**Aim of the exercise**
Search the data for the word "JSON" and copy every line that contains it.

Dataset items:

[Begin]

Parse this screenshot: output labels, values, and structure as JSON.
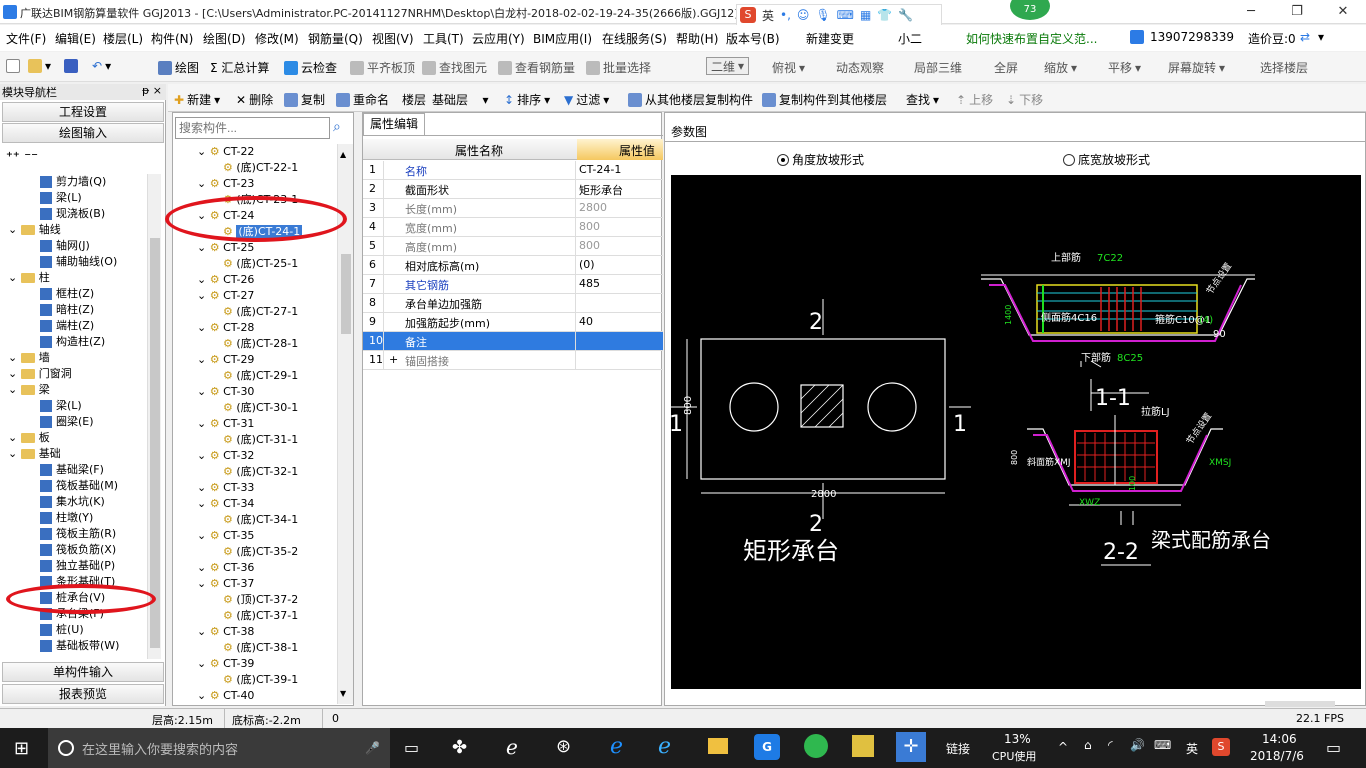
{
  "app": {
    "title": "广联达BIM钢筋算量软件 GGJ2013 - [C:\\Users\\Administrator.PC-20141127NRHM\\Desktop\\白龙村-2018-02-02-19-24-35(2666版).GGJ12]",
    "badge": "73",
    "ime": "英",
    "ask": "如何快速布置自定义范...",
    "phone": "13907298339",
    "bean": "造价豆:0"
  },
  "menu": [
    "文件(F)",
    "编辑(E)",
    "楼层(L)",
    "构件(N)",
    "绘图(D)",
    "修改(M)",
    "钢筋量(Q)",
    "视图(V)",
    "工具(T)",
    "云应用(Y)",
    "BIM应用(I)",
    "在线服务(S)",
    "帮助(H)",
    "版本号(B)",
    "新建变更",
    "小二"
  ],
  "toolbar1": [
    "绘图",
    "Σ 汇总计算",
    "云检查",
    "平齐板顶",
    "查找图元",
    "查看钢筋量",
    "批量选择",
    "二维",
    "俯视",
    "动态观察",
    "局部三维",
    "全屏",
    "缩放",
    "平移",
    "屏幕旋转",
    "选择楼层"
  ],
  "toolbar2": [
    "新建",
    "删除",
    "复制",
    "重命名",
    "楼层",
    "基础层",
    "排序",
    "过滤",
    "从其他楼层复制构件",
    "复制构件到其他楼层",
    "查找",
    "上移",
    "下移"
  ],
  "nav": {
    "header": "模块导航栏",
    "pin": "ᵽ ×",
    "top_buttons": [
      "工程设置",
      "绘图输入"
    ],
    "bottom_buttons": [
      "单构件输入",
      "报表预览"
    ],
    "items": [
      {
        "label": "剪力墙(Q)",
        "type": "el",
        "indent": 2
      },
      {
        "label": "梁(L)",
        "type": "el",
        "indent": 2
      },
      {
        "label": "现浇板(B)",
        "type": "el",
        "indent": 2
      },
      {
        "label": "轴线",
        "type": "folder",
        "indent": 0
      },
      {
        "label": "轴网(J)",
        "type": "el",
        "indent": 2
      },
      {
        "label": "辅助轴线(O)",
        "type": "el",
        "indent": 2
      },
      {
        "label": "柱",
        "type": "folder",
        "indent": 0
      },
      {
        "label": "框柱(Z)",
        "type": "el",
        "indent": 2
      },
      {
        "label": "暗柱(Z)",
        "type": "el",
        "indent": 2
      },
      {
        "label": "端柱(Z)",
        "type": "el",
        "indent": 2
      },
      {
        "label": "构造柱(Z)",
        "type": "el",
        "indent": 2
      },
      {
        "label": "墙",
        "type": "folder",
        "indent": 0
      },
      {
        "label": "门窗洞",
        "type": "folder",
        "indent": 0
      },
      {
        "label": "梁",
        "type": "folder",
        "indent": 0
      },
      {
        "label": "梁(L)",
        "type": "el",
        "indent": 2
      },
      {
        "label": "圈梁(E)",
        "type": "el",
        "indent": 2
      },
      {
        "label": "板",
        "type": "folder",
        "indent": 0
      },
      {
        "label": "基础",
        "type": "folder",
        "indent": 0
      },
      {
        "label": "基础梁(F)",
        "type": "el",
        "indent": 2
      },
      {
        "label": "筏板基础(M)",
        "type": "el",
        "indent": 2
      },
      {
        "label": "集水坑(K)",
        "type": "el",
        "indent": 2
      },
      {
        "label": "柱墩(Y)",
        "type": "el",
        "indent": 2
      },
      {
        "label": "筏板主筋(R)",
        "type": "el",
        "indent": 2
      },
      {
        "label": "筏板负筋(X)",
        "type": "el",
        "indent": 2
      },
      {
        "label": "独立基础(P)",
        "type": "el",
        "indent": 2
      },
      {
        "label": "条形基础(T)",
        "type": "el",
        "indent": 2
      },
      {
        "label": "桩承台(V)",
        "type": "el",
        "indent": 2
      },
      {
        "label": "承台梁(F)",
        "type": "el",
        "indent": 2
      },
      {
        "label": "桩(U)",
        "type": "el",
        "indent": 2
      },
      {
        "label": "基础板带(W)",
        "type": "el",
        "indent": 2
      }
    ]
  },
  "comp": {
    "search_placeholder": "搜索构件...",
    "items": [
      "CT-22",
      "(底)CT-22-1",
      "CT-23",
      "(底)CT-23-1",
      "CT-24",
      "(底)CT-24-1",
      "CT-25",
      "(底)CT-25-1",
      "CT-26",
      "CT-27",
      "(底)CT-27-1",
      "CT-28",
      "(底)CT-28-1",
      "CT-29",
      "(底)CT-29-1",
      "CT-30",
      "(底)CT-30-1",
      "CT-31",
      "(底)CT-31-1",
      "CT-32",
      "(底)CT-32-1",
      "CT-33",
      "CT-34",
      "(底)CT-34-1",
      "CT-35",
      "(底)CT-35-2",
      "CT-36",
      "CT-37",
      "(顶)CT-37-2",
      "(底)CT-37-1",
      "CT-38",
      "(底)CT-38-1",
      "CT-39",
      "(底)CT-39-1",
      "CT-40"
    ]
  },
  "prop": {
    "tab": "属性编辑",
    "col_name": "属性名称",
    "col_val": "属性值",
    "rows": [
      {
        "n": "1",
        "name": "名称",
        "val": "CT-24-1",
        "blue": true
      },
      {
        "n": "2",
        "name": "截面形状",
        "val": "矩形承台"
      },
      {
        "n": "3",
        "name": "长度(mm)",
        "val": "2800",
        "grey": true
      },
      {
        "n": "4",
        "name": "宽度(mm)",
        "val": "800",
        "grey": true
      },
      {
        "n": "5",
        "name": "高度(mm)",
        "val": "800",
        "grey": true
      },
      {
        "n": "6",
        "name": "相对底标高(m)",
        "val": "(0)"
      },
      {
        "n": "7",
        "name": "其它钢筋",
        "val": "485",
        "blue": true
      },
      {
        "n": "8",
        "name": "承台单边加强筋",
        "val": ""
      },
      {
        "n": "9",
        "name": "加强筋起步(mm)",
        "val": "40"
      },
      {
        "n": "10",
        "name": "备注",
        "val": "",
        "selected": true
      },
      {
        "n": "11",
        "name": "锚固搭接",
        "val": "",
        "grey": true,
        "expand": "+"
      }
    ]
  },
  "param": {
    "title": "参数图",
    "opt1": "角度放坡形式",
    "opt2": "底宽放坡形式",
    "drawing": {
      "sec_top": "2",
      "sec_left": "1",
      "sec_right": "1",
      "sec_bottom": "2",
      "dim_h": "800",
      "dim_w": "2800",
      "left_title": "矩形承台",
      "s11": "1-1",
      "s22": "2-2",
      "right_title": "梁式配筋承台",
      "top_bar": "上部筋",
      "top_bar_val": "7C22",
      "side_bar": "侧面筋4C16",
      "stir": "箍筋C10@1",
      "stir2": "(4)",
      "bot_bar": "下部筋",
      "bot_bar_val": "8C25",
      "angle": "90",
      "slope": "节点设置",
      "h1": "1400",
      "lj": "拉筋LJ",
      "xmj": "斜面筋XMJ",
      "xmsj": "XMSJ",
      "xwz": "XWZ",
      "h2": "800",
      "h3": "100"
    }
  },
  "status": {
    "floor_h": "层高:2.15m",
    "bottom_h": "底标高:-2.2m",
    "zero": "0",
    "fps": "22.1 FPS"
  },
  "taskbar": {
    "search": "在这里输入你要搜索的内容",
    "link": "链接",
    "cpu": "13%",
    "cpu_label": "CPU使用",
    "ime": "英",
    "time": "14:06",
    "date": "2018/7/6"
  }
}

[End]
[Begin]

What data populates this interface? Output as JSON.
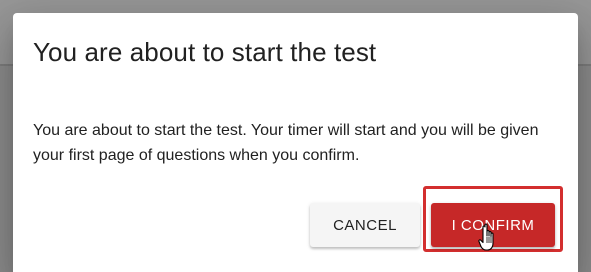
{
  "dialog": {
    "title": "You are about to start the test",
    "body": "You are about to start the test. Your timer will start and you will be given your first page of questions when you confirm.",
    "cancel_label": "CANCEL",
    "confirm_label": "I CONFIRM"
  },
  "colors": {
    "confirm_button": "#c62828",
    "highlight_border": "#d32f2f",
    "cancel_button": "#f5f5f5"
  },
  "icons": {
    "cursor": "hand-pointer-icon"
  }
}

[End]

**Response to the task**
Parse this screenshot: output labels, values, and structure as JSON.
What data populates this interface? Output as JSON.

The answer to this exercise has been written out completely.